What is needed: Reproduce the listing from its first line down to and including the line with "data-point[interactable] bbox=[233, 454, 249, 470]".
+--
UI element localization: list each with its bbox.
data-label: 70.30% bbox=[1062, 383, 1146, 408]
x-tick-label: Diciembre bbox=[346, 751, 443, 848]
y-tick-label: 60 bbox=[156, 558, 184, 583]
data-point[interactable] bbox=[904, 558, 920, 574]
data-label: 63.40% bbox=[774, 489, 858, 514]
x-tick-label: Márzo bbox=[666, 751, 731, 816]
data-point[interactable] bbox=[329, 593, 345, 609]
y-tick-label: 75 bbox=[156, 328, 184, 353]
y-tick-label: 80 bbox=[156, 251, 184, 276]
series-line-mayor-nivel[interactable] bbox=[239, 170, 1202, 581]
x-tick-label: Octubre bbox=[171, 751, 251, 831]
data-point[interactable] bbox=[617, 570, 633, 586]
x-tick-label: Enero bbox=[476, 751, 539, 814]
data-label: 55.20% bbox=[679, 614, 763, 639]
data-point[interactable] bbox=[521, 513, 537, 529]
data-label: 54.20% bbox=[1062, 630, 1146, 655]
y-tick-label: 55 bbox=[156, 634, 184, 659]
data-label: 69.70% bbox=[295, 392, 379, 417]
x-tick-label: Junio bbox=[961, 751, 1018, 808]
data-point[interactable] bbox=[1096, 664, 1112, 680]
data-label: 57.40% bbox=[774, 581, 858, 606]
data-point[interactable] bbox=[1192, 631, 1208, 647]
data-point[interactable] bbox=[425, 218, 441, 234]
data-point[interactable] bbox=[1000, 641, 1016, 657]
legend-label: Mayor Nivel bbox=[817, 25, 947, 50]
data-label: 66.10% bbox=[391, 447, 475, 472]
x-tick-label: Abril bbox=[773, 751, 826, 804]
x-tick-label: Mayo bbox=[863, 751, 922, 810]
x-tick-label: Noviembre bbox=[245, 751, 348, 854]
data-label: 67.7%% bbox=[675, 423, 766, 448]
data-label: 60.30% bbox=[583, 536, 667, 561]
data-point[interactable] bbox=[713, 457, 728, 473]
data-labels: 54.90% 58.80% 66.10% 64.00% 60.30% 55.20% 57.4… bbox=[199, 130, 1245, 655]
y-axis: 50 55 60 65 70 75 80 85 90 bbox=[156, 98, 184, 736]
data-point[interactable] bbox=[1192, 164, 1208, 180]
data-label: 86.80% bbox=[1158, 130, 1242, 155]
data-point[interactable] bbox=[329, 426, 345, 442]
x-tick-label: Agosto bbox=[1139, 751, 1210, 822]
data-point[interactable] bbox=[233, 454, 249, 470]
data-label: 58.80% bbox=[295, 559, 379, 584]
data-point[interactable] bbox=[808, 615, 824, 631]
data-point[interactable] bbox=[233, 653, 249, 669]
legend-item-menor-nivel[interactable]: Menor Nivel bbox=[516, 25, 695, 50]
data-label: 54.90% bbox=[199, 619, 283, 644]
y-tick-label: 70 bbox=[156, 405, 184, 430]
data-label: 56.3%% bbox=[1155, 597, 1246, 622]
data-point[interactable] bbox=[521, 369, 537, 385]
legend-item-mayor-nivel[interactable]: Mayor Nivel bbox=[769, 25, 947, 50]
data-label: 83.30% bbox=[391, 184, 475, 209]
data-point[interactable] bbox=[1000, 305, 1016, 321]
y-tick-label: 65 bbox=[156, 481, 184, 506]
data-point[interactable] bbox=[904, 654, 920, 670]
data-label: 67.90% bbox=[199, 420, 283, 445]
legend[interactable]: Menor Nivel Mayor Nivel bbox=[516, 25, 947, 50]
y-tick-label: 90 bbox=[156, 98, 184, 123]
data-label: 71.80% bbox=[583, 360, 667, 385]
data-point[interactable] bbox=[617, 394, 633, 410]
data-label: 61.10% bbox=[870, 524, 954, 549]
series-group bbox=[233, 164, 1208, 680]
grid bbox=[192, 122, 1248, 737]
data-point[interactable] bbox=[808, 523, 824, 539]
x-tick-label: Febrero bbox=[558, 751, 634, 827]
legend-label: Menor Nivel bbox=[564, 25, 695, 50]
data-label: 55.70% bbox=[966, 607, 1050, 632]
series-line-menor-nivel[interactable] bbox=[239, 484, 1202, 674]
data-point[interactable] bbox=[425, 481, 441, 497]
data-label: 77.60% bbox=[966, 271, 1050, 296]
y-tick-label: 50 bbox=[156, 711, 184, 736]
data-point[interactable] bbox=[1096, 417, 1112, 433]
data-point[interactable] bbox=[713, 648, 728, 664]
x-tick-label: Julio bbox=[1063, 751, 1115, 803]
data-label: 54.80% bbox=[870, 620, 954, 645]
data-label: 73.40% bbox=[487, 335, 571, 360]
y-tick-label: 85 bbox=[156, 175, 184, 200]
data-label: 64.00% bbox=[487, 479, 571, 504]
+--
Output for this task:
UI element localization: list each with its bbox.
data-label: 70.30% bbox=[1062, 383, 1146, 408]
x-tick-label: Diciembre bbox=[346, 751, 443, 848]
y-tick-label: 60 bbox=[156, 558, 184, 583]
data-point[interactable] bbox=[904, 558, 920, 574]
data-label: 63.40% bbox=[774, 489, 858, 514]
x-tick-label: Márzo bbox=[666, 751, 731, 816]
data-point[interactable] bbox=[329, 593, 345, 609]
y-tick-label: 75 bbox=[156, 328, 184, 353]
y-tick-label: 80 bbox=[156, 251, 184, 276]
series-line-mayor-nivel[interactable] bbox=[239, 170, 1202, 581]
x-tick-label: Octubre bbox=[171, 751, 251, 831]
data-point[interactable] bbox=[617, 570, 633, 586]
x-tick-label: Enero bbox=[476, 751, 539, 814]
data-label: 55.20% bbox=[679, 614, 763, 639]
data-point[interactable] bbox=[521, 513, 537, 529]
data-label: 54.20% bbox=[1062, 630, 1146, 655]
y-tick-label: 55 bbox=[156, 634, 184, 659]
data-label: 69.70% bbox=[295, 392, 379, 417]
x-tick-label: Junio bbox=[961, 751, 1018, 808]
data-point[interactable] bbox=[1096, 664, 1112, 680]
data-label: 57.40% bbox=[774, 581, 858, 606]
data-point[interactable] bbox=[1192, 631, 1208, 647]
data-point[interactable] bbox=[425, 218, 441, 234]
data-point[interactable] bbox=[1000, 641, 1016, 657]
legend-label: Mayor Nivel bbox=[817, 25, 947, 50]
data-label: 66.10% bbox=[391, 447, 475, 472]
x-tick-label: Abril bbox=[773, 751, 826, 804]
x-tick-label: Mayo bbox=[863, 751, 922, 810]
x-tick-label: Noviembre bbox=[245, 751, 348, 854]
data-label: 67.7%% bbox=[675, 423, 766, 448]
data-label: 60.30% bbox=[583, 536, 667, 561]
data-point[interactable] bbox=[713, 457, 728, 473]
data-labels: 54.90% 58.80% 66.10% 64.00% 60.30% 55.20% 57.4… bbox=[199, 130, 1245, 655]
y-axis: 50 55 60 65 70 75 80 85 90 bbox=[156, 98, 184, 736]
data-point[interactable] bbox=[1192, 164, 1208, 180]
data-label: 86.80% bbox=[1158, 130, 1242, 155]
data-point[interactable] bbox=[329, 426, 345, 442]
x-tick-label: Agosto bbox=[1139, 751, 1210, 822]
data-point[interactable] bbox=[233, 454, 249, 470]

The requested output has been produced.